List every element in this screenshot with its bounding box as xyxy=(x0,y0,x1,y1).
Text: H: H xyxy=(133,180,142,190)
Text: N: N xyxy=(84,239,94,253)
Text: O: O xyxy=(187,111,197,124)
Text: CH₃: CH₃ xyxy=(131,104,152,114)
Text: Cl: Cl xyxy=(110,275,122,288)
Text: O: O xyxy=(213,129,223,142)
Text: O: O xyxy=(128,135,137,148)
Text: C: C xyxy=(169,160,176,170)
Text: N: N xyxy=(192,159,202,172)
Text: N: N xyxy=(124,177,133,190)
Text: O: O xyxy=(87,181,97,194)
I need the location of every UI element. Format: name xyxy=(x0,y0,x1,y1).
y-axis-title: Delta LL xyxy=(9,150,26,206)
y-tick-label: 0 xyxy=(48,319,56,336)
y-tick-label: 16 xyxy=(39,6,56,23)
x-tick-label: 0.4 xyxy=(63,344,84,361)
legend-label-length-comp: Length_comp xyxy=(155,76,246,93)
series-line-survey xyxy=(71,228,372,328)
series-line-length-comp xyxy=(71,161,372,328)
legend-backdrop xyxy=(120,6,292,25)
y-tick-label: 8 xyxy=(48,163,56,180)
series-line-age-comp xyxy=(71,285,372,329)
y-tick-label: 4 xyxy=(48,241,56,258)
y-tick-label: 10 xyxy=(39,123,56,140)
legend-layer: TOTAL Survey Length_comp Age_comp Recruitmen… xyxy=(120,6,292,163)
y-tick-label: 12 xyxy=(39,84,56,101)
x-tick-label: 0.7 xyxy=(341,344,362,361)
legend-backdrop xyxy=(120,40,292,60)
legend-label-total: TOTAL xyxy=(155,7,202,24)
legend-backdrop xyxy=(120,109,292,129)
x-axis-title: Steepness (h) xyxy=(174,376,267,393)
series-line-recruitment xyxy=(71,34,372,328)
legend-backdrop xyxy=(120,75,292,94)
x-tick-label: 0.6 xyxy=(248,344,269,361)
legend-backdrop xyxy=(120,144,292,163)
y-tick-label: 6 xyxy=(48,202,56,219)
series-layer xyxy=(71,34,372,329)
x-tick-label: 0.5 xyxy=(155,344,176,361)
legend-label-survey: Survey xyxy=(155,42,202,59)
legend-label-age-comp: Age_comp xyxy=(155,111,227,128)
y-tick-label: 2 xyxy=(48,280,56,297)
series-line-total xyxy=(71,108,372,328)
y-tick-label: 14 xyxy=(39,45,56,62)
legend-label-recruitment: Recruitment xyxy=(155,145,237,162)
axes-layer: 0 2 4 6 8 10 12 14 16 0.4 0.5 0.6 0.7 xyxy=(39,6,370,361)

******

- **EXERCISE REQUIREMENTS**
Please reproduce all of the records above word for word.

- **REPLY**
List every element in this screenshot with its bounding box as xyxy=(x0,y0,x1,y1).
Text: H: H xyxy=(133,180,142,190)
Text: N: N xyxy=(84,239,94,253)
Text: O: O xyxy=(187,111,197,124)
Text: CH₃: CH₃ xyxy=(131,104,152,114)
Text: Cl: Cl xyxy=(110,275,122,288)
Text: O: O xyxy=(213,129,223,142)
Text: O: O xyxy=(128,135,137,148)
Text: C: C xyxy=(169,160,176,170)
Text: N: N xyxy=(192,159,202,172)
Text: N: N xyxy=(124,177,133,190)
Text: O: O xyxy=(87,181,97,194)
I need the location of every UI element. Format: name xyxy=(x0,y0,x1,y1).
y-axis-title: Delta LL xyxy=(9,150,26,206)
y-tick-label: 0 xyxy=(48,319,56,336)
y-tick-label: 16 xyxy=(39,6,56,23)
x-tick-label: 0.4 xyxy=(63,344,84,361)
legend-label-length-comp: Length_comp xyxy=(155,76,246,93)
series-line-survey xyxy=(71,228,372,328)
series-line-length-comp xyxy=(71,161,372,328)
legend-backdrop xyxy=(120,6,292,25)
y-tick-label: 8 xyxy=(48,163,56,180)
series-line-age-comp xyxy=(71,285,372,329)
y-tick-label: 4 xyxy=(48,241,56,258)
y-tick-label: 10 xyxy=(39,123,56,140)
legend-layer: TOTAL Survey Length_comp Age_comp Recruitmen… xyxy=(120,6,292,163)
y-tick-label: 12 xyxy=(39,84,56,101)
x-tick-label: 0.7 xyxy=(341,344,362,361)
legend-backdrop xyxy=(120,40,292,60)
legend-label-total: TOTAL xyxy=(155,7,202,24)
legend-backdrop xyxy=(120,109,292,129)
x-axis-title: Steepness (h) xyxy=(174,376,267,393)
series-line-recruitment xyxy=(71,34,372,328)
legend-backdrop xyxy=(120,75,292,94)
x-tick-label: 0.6 xyxy=(248,344,269,361)
legend-backdrop xyxy=(120,144,292,163)
y-tick-label: 6 xyxy=(48,202,56,219)
series-layer xyxy=(71,34,372,329)
x-tick-label: 0.5 xyxy=(155,344,176,361)
legend-label-survey: Survey xyxy=(155,42,202,59)
legend-label-age-comp: Age_comp xyxy=(155,111,227,128)
y-tick-label: 2 xyxy=(48,280,56,297)
series-line-total xyxy=(71,108,372,328)
y-tick-label: 14 xyxy=(39,45,56,62)
legend-label-recruitment: Recruitment xyxy=(155,145,237,162)
axes-layer: 0 2 4 6 8 10 12 14 16 0.4 0.5 0.6 0.7 xyxy=(39,6,370,361)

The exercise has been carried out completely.